Your instructions:
Set down each line of the data below exactly as it stands, dropping the pictures.

Input for this task:
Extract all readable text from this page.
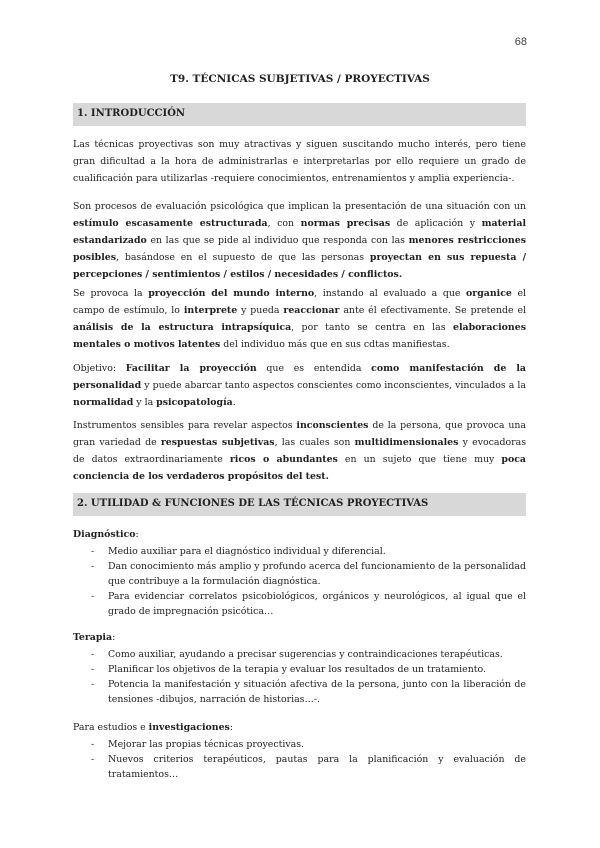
68
T9. TÉCNICAS SUBJETIVAS / PROYECTIVAS
1. INTRODUCCIÓN

Las técnicas proyectivas son muy atractivas y siguen suscitando mucho interés, pero tiene gran dificultad a la hora de administrarlas e interpretarlas por ello requiere un grado de cualificación para utilizarlas -requiere conocimientos, entrenamientos y amplia experiencia-.

Son procesos de evaluación psicológica que implican la presentación de una situación con un estímulo escasamente estructurada, con normas precisas de aplicación y material estandarizado en las que se pide al individuo que responda con las menores restricciones posibles, basándose en el supuesto de que las personas proyectan en sus repuesta / percepciones / sentimientos / estilos / necesidades / conflictos.

Se provoca la proyección del mundo interno, instando al evaluado a que organice el campo de estímulo, lo interprete y pueda reaccionar ante él efectivamente. Se pretende el análisis de la estructura intrapsíquica, por tanto se centra en las elaboraciones mentales o motivos latentes del individuo más que en sus cdtas manifiestas.

Objetivo: Facilitar la proyección que es entendida como manifestación de la personalidad y puede abarcar tanto aspectos conscientes como inconscientes, vinculados a la normalidad y la psicopatología.

Instrumentos sensibles para revelar aspectos inconscientes de la persona, que provoca una gran variedad de respuestas subjetivas, las cuales son multidimensionales y evocadoras de datos extraordinariamente ricos o abundantes en un sujeto que tiene muy poca conciencia de los verdaderos propósitos del test.

2. UTILIDAD & FUNCIONES DE LAS TÉCNICAS PROYECTIVAS
Diagnóstico:
- Medio auxiliar para el diagnóstico individual y diferencial.
- Dan conocimiento más amplio y profundo acerca del funcionamiento de la personalidad que contribuye a la formulación diagnóstica.
- Para evidenciar correlatos psicobiológicos, orgánicos y neurológicos, al igual que el grado de impregnación psicótica…
Terapia:
- Como auxiliar, ayudando a precisar sugerencias y contraindicaciones terapéuticas.
- Planificar los objetivos de la terapia y evaluar los resultados de un tratamiento.
- Potencia la manifestación y situación afectiva de la persona, junto con la liberación de tensiones -dibujos, narración de historias…-.
Para estudios e investigaciones:
- Mejorar las propias técnicas proyectivas.
- Nuevos criterios terapéuticos, pautas para la planificación y evaluación de tratamientos…
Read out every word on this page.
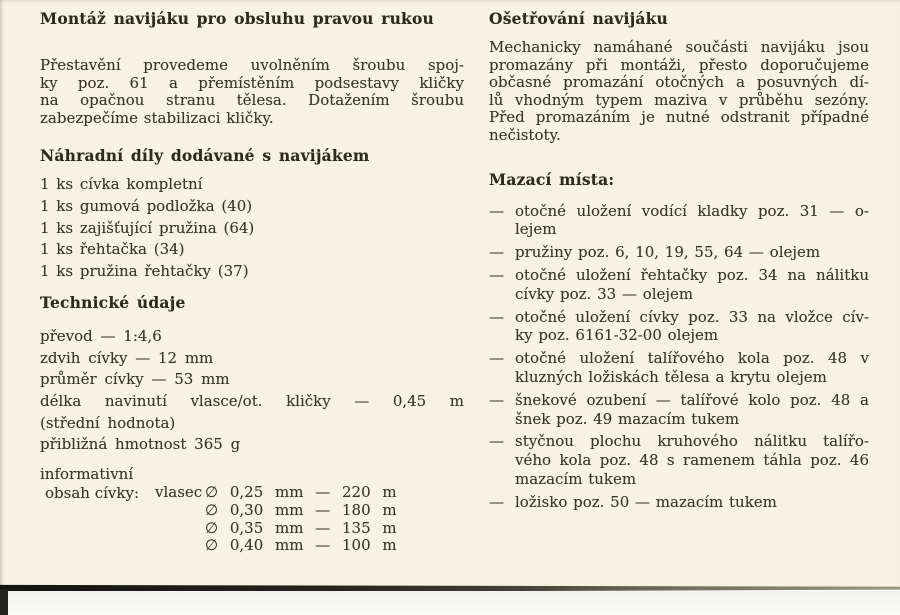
Montáž navijáku pro obsluhu pravou rukou
Přestavění provedeme uvolněním šroubu spoj-
ky poz. 61 a přemístěním podsestavy kličky
na opačnou stranu tělesa. Dotažením šroubu
zabezpečíme stabilizaci kličky.
Náhradní díly dodávané s navijákem
1 ks cívka kompletní
1 ks gumová podložka (40)
1 ks zajišťující pružina (64)
1 ks řehtačka (34)
1 ks pružina řehtačky (37)
Technické údaje
převod — 1:4,6
zdvih cívky — 12 mm
průměr cívky — 53 mm
délka navinutí vlasce/ot. kličky — 0,45 m
(střední hodnota)
přibližná hmotnost 365 g
informativní
obsah cívky:	vlasec ∅ 0,25 mm — 220 m
∅ 0,30 mm — 180 m
∅ 0,35 mm — 135 m
∅ 0,40 mm — 100 m
Ošetřování navijáku
Mechanicky namáhané součásti navijáku jsou
promazány při montáži, přesto doporučujeme
občasné promazání otočných a posuvných dí-
lů vhodným typem maziva v průběhu sezóny.
Před promazáním je nutné odstranit případné
nečistoty.
Mazací místa:
— otočné uložení vodící kladky poz. 31 — o-
lejem
— pružiny poz. 6, 10, 19, 55, 64 — olejem
— otočné uložení řehtačky poz. 34 na nálitku
cívky poz. 33 — olejem
— otočné uložení cívky poz. 33 na vložce cív-
ky poz. 6161-32-00 olejem
— otočné uložení talířového kola poz. 48 v
kluzných ložiskách tělesa a krytu olejem
— šnekové ozubení — talířové kolo poz. 48 a
šnek poz. 49 mazacím tukem
— styčnou plochu kruhového nálitku talířo-
vého kola poz. 48 s ramenem táhla poz. 46
mazacím tukem
— ložisko poz. 50 — mazacím tukem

Response to this task:
Extract all readable text from this page.
68
T9. TÉCNICAS SUBJETIVAS / PROYECTIVAS
1. INTRODUCCIÓN

Las técnicas proyectivas son muy atractivas y siguen suscitando mucho interés, pero tiene gran dificultad a la hora de administrarlas e interpretarlas por ello requiere un grado de cualificación para utilizarlas -requiere conocimientos, entrenamientos y amplia experiencia-.

Son procesos de evaluación psicológica que implican la presentación de una situación con un estímulo escasamente estructurada, con normas precisas de aplicación y material estandarizado en las que se pide al individuo que responda con las menores restricciones posibles, basándose en el supuesto de que las personas proyectan en sus repuesta / percepciones / sentimientos / estilos / necesidades / conflictos.

Se provoca la proyección del mundo interno, instando al evaluado a que organice el campo de estímulo, lo interprete y pueda reaccionar ante él efectivamente. Se pretende el análisis de la estructura intrapsíquica, por tanto se centra en las elaboraciones mentales o motivos latentes del individuo más que en sus cdtas manifiestas.

Objetivo: Facilitar la proyección que es entendida como manifestación de la personalidad y puede abarcar tanto aspectos conscientes como inconscientes, vinculados a la normalidad y la psicopatología.

Instrumentos sensibles para revelar aspectos inconscientes de la persona, que provoca una gran variedad de respuestas subjetivas, las cuales son multidimensionales y evocadoras de datos extraordinariamente ricos o abundantes en un sujeto que tiene muy poca conciencia de los verdaderos propósitos del test.

2. UTILIDAD & FUNCIONES DE LAS TÉCNICAS PROYECTIVAS
Diagnóstico:
- Medio auxiliar para el diagnóstico individual y diferencial.
- Dan conocimiento más amplio y profundo acerca del funcionamiento de la personalidad que contribuye a la formulación diagnóstica.
- Para evidenciar correlatos psicobiológicos, orgánicos y neurológicos, al igual que el grado de impregnación psicótica…
Terapia:
- Como auxiliar, ayudando a precisar sugerencias y contraindicaciones terapéuticas.
- Planificar los objetivos de la terapia y evaluar los resultados de un tratamiento.
- Potencia la manifestación y situación afectiva de la persona, junto con la liberación de tensiones -dibujos, narración de historias…-.
Para estudios e investigaciones:
- Mejorar las propias técnicas proyectivas.
- Nuevos criterios terapéuticos, pautas para la planificación y evaluación de tratamientos…
Read out every word on this page.
Montáž navijáku pro obsluhu pravou rukou
Přestavění provedeme uvolněním šroubu spoj-
ky poz. 61 a přemístěním podsestavy kličky
na opačnou stranu tělesa. Dotažením šroubu
zabezpečíme stabilizaci kličky.
Náhradní díly dodávané s navijákem
1 ks cívka kompletní
1 ks gumová podložka (40)
1 ks zajišťující pružina (64)
1 ks řehtačka (34)
1 ks pružina řehtačky (37)
Technické údaje
převod — 1:4,6
zdvih cívky — 12 mm
průměr cívky — 53 mm
délka navinutí vlasce/ot. kličky — 0,45 m
(střední hodnota)
přibližná hmotnost 365 g
informativní
obsah cívky:	vlasec ∅ 0,25 mm — 220 m
∅ 0,30 mm — 180 m
∅ 0,35 mm — 135 m
∅ 0,40 mm — 100 m
Ošetřování navijáku
Mechanicky namáhané součásti navijáku jsou
promazány při montáži, přesto doporučujeme
občasné promazání otočných a posuvných dí-
lů vhodným typem maziva v průběhu sezóny.
Před promazáním je nutné odstranit případné
nečistoty.
Mazací místa:
— otočné uložení vodící kladky poz. 31 — o-
lejem
— pružiny poz. 6, 10, 19, 55, 64 — olejem
— otočné uložení řehtačky poz. 34 na nálitku
cívky poz. 33 — olejem
— otočné uložení cívky poz. 33 na vložce cív-
ky poz. 6161-32-00 olejem
— otočné uložení talířového kola poz. 48 v
kluzných ložiskách tělesa a krytu olejem
— šnekové ozubení — talířové kolo poz. 48 a
šnek poz. 49 mazacím tukem
— styčnou plochu kruhového nálitku talířo-
vého kola poz. 48 s ramenem táhla poz. 46
mazacím tukem
— ložisko poz. 50 — mazacím tukem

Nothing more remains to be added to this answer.